- Element region listings -
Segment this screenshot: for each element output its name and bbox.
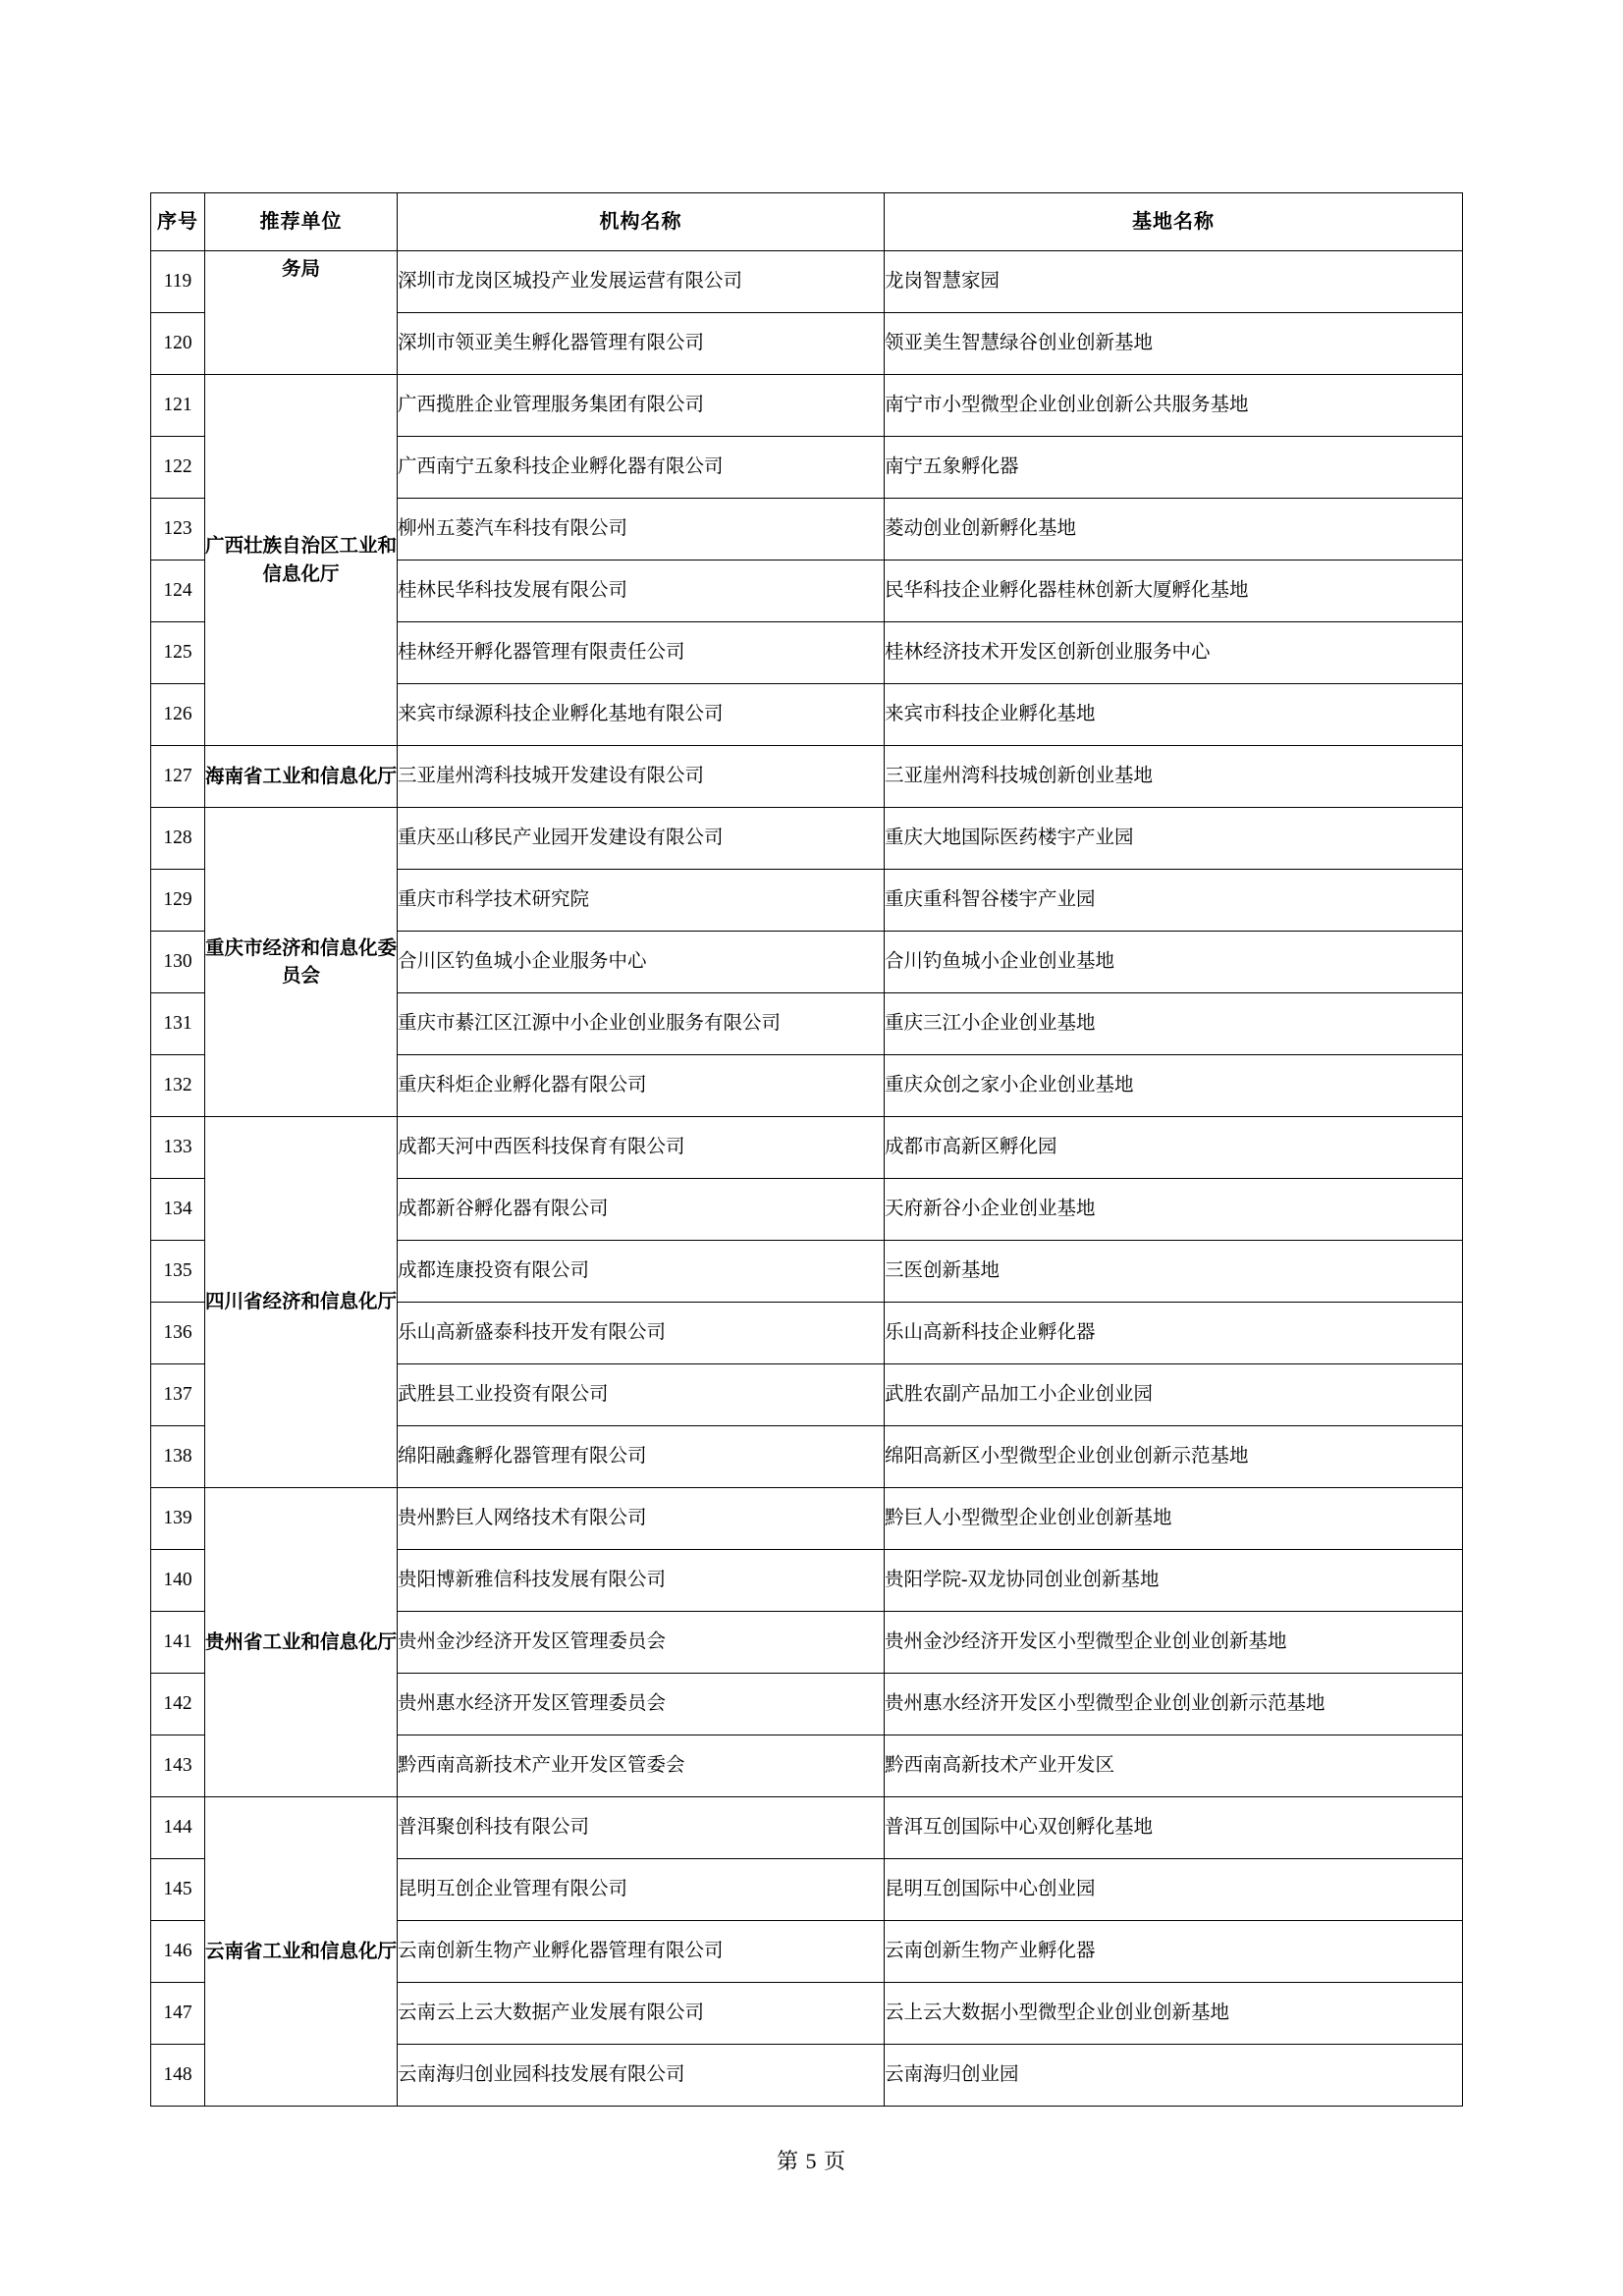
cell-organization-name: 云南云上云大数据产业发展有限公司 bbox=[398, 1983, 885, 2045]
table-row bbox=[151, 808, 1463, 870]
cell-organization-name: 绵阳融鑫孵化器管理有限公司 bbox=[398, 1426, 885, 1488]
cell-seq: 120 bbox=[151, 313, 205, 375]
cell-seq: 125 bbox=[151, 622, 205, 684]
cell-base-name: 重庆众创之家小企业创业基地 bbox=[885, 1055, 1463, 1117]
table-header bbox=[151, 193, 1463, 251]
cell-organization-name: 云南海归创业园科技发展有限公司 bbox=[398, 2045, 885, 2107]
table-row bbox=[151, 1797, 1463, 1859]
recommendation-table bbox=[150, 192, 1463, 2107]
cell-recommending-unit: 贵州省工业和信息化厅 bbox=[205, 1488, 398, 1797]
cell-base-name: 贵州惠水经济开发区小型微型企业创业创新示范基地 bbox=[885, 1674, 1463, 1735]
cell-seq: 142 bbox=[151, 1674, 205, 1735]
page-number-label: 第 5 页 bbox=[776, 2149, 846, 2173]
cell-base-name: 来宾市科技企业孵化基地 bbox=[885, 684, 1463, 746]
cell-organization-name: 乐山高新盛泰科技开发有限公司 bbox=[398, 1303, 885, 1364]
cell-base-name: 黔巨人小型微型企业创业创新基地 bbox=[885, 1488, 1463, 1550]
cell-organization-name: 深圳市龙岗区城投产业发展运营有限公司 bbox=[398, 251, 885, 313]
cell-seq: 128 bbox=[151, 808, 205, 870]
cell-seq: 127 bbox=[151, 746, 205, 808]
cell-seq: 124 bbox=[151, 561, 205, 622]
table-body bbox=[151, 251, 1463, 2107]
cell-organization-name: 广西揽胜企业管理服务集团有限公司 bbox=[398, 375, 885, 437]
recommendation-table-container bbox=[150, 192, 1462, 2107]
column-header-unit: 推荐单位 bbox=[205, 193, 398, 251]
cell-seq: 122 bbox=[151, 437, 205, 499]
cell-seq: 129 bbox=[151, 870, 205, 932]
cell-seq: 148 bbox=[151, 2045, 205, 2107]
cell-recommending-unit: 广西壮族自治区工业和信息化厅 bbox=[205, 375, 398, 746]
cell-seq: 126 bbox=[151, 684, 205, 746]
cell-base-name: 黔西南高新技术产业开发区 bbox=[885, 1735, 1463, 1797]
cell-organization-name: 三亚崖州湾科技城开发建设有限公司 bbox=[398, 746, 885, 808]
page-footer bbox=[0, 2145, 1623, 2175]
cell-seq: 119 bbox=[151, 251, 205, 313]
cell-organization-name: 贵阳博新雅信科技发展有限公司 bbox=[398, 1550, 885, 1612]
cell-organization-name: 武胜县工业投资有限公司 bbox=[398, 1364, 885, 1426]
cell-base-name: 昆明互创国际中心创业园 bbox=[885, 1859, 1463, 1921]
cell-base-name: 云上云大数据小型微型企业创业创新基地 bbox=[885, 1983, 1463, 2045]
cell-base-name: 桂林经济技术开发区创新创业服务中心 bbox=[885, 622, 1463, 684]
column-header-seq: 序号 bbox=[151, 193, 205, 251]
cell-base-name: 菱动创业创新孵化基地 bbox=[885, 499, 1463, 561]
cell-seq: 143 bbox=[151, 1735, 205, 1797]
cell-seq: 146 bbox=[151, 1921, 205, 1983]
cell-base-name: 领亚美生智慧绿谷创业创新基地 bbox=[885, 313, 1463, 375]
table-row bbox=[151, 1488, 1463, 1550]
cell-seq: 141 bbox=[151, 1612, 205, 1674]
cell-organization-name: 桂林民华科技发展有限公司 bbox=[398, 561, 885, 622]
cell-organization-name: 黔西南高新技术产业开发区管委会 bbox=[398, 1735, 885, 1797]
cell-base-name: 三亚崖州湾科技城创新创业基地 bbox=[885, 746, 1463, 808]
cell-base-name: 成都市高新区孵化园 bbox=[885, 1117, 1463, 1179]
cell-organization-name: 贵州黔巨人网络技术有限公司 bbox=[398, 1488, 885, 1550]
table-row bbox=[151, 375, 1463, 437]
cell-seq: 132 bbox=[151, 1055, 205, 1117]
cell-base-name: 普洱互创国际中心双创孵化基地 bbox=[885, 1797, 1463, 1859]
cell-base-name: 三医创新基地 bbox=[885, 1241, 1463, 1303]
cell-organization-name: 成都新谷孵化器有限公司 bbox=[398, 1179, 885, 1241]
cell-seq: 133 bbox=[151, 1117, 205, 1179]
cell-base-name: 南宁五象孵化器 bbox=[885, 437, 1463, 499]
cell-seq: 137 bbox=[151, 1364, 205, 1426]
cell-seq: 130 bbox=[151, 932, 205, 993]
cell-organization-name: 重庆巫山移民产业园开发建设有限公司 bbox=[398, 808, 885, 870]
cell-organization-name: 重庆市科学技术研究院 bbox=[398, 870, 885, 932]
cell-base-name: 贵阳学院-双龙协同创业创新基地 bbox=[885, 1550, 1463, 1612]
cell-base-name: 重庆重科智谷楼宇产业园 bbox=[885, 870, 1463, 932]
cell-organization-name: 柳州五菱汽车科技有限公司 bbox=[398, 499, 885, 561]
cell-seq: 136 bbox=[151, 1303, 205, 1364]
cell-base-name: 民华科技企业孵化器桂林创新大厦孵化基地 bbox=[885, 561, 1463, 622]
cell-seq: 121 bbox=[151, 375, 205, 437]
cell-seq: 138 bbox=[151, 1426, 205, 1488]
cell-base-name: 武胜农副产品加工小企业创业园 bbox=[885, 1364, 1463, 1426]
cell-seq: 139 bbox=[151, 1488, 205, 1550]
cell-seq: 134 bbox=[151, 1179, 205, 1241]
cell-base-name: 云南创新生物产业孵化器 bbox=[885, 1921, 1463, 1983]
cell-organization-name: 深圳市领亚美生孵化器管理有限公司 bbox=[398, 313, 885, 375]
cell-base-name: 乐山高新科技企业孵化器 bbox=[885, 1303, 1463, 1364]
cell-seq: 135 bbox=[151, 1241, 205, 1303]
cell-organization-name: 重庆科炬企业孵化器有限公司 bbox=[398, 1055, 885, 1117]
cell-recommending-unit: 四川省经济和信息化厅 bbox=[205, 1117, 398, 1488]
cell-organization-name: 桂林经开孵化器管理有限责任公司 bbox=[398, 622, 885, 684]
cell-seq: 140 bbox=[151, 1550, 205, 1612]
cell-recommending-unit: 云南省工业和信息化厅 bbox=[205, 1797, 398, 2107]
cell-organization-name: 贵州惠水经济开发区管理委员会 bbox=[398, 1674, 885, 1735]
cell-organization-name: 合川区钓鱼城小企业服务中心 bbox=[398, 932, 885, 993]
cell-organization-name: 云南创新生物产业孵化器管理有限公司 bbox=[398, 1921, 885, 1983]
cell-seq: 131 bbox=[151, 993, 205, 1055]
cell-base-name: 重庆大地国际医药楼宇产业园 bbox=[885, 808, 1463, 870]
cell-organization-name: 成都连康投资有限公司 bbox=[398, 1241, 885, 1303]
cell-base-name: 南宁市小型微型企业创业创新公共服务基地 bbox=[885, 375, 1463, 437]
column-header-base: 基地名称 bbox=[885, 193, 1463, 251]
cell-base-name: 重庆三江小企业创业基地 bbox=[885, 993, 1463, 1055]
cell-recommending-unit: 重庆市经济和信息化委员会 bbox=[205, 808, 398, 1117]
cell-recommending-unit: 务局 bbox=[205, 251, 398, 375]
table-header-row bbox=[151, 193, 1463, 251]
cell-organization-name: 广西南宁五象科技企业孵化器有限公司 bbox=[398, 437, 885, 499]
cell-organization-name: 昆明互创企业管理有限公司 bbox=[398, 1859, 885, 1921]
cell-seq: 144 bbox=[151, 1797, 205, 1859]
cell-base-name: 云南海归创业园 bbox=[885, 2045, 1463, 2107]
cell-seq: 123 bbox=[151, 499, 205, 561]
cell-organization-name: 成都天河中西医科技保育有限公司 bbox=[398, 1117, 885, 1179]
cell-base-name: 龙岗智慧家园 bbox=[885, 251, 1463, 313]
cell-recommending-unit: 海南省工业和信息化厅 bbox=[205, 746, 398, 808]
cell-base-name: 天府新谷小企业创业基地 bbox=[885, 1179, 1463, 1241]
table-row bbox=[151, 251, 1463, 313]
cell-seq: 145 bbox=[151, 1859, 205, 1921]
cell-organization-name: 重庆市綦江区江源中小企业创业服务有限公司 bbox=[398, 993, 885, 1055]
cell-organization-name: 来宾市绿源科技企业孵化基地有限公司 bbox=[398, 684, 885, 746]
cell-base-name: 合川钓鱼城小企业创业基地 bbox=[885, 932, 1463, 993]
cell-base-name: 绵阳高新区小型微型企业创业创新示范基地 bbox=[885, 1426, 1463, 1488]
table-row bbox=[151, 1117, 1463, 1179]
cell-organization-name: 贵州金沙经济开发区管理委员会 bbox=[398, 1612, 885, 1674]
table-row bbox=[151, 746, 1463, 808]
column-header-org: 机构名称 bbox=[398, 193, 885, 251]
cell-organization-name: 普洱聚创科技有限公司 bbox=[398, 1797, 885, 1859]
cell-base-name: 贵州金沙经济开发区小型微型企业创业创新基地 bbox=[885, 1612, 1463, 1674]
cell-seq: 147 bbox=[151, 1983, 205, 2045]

- WHAT IS ASKED -
Extract the lines from the one containing "1983, 885, 2045]" through the one containing "table-row bbox=[151, 1797, 1463, 1859]", reproducing them verbatim.

- COMPLETE OUTPUT -
cell-organization-name: 云南云上云大数据产业发展有限公司 bbox=[398, 1983, 885, 2045]
table-row bbox=[151, 808, 1463, 870]
cell-organization-name: 绵阳融鑫孵化器管理有限公司 bbox=[398, 1426, 885, 1488]
cell-seq: 120 bbox=[151, 313, 205, 375]
cell-seq: 125 bbox=[151, 622, 205, 684]
cell-base-name: 重庆众创之家小企业创业基地 bbox=[885, 1055, 1463, 1117]
table-header bbox=[151, 193, 1463, 251]
cell-organization-name: 云南海归创业园科技发展有限公司 bbox=[398, 2045, 885, 2107]
table-row bbox=[151, 1797, 1463, 1859]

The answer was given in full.